Identify all lines of the data containing the string "image" and copy them.

# RECORD EXCERPTS
━━━━━━━━━━

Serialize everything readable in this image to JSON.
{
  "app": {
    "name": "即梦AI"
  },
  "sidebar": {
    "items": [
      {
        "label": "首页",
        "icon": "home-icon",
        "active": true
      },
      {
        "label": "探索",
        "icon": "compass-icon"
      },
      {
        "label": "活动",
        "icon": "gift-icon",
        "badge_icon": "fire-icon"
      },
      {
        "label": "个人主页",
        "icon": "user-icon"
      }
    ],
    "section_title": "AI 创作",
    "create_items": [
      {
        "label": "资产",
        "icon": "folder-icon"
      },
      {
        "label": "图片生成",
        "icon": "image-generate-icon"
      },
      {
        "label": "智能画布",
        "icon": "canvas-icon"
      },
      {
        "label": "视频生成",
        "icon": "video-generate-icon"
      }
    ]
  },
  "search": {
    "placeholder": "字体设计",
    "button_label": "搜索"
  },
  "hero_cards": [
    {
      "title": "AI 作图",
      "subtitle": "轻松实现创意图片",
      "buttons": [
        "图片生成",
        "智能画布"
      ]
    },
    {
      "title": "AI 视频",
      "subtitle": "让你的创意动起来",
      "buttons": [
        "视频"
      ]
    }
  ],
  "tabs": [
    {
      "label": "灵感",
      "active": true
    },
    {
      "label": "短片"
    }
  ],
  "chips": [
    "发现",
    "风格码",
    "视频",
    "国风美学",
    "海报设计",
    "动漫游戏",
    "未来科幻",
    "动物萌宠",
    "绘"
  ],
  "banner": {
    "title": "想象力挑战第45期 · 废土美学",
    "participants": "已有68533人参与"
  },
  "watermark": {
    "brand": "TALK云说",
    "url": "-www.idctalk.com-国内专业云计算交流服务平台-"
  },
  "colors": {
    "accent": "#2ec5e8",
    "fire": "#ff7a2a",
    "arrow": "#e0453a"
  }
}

━━━━━━━━━━

# EXERCISE RESULT
Serialize everything readable in this image to JSON.
        "icon": "image-generate-icon"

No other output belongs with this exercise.